# [What the exercise asks]
Identify, in the records below, every line where the string "heading" appears, and copy each such line.

Stored items from a collection
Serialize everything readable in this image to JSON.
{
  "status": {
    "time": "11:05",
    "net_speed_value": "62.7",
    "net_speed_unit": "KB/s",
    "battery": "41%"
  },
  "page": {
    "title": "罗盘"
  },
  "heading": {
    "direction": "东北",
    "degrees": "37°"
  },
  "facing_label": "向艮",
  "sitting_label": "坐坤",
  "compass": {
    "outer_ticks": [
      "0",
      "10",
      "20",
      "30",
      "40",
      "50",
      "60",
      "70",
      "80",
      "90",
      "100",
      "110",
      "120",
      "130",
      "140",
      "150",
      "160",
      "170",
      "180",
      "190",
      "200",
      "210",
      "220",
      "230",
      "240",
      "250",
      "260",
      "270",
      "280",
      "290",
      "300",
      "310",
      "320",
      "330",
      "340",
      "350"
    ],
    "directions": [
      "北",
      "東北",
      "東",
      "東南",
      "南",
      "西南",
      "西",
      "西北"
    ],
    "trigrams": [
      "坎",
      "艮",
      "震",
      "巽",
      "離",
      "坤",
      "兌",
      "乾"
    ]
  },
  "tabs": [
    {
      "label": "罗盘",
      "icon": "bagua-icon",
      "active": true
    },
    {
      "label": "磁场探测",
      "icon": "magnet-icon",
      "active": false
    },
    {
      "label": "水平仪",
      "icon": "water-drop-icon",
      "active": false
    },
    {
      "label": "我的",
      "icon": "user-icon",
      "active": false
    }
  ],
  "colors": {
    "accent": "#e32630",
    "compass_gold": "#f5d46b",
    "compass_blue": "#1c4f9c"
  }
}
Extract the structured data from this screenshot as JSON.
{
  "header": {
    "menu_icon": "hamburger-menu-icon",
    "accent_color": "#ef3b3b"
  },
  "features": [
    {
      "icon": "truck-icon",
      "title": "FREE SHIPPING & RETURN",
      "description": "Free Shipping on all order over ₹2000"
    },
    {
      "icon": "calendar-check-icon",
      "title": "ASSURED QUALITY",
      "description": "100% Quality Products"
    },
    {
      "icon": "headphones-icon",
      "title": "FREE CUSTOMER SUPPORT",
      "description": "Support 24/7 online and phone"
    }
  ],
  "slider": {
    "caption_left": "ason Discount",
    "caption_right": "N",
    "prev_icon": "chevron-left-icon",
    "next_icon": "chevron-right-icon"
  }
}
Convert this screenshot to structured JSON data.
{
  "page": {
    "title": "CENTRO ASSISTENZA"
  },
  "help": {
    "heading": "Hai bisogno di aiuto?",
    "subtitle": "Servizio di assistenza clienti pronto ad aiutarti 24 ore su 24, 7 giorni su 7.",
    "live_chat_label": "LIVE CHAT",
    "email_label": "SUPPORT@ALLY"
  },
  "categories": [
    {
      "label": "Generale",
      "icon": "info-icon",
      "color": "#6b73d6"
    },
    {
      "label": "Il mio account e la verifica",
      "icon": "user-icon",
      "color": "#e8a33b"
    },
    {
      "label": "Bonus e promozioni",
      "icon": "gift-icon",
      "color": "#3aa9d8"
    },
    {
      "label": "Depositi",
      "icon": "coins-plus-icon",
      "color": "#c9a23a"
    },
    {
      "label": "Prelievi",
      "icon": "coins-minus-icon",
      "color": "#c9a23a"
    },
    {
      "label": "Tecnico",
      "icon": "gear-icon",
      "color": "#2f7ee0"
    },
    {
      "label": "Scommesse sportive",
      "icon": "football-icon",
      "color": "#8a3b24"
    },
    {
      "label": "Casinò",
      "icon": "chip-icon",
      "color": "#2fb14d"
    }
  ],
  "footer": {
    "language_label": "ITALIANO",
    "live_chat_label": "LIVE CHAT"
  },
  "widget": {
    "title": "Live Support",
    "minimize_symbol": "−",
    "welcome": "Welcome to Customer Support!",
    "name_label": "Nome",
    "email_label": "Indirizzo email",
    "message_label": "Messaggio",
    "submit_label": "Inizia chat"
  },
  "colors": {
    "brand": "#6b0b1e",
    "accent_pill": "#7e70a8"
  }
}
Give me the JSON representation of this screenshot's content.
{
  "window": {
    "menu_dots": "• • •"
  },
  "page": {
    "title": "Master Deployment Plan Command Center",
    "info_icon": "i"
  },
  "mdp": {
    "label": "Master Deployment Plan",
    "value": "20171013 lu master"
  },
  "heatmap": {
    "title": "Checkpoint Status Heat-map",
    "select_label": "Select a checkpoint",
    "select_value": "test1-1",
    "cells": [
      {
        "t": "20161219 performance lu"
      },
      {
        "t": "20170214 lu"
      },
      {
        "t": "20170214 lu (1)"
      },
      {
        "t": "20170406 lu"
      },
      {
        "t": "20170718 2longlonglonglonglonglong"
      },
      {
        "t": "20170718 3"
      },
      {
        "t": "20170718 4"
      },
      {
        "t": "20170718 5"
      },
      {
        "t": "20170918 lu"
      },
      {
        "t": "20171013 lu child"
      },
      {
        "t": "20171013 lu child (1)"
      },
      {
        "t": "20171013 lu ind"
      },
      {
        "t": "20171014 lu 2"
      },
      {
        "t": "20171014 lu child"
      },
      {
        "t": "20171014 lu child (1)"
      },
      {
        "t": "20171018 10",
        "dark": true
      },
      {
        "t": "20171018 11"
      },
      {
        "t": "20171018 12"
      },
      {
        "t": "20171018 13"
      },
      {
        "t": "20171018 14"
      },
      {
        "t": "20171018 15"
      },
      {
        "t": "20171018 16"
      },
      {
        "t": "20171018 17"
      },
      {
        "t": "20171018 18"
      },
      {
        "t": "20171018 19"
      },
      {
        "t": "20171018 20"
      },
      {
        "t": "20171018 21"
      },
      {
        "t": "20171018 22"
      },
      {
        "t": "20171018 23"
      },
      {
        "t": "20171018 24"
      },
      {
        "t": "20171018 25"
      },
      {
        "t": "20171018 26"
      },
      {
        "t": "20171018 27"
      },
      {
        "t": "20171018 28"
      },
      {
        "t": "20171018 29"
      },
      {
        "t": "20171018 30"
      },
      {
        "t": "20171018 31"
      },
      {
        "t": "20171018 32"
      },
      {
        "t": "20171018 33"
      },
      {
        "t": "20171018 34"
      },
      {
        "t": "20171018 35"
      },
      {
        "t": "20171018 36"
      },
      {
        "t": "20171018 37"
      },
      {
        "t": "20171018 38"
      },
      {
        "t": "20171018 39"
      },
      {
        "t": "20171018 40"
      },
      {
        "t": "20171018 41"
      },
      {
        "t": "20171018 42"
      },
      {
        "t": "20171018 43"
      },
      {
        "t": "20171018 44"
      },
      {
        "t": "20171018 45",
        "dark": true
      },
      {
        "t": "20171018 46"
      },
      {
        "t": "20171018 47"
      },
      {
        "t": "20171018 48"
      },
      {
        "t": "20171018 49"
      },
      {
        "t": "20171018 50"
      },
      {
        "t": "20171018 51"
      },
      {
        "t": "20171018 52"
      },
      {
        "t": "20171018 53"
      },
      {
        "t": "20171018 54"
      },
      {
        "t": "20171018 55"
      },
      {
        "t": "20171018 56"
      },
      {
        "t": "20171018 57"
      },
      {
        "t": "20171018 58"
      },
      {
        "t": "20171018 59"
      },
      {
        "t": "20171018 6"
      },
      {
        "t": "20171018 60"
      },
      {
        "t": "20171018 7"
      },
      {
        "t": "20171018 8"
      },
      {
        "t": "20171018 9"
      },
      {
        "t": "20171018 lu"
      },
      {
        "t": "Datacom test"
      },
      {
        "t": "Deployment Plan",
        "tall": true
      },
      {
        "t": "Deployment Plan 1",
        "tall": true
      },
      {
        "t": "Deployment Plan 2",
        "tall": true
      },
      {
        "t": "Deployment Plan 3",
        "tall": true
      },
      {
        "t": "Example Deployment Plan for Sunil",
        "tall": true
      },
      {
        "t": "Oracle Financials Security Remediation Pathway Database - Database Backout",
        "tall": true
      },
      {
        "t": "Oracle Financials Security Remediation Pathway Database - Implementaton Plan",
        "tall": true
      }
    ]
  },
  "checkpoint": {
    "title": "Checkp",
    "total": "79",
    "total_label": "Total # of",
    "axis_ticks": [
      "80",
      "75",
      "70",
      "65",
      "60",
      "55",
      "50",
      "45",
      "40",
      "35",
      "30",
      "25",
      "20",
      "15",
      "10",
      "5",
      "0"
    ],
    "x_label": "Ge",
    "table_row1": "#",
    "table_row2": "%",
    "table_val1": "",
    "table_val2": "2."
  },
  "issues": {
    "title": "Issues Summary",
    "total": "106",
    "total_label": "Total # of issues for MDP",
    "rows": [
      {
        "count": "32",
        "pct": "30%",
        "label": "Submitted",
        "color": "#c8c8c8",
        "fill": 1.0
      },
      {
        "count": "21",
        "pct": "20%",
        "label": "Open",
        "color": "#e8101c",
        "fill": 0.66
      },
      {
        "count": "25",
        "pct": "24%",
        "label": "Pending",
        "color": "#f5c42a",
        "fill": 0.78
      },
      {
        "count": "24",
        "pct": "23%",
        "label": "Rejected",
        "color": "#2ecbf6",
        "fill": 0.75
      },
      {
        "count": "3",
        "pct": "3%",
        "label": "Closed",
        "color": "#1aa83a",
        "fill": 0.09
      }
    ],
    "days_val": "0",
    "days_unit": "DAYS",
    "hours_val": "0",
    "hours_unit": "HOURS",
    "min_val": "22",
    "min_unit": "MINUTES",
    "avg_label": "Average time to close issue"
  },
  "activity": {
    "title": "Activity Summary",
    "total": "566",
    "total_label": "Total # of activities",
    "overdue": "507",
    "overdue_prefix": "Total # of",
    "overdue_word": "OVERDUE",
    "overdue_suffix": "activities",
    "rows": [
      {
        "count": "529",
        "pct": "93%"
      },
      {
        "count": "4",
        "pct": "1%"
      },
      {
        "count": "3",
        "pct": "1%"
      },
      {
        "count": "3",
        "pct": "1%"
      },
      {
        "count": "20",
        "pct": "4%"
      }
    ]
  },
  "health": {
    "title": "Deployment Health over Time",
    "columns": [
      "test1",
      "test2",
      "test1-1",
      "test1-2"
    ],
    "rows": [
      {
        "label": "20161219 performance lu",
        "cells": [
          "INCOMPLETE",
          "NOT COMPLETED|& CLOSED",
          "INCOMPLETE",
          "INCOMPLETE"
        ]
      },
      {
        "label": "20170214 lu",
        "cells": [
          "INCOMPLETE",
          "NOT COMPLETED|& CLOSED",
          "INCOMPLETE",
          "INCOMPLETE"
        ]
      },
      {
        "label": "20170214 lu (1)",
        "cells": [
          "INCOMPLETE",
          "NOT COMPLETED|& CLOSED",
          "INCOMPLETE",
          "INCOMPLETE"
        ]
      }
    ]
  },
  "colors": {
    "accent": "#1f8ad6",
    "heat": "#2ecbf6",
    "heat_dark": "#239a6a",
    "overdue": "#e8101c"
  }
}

# [Result]
  "heading": {
    "heading": "Hai bisogno di aiuto?",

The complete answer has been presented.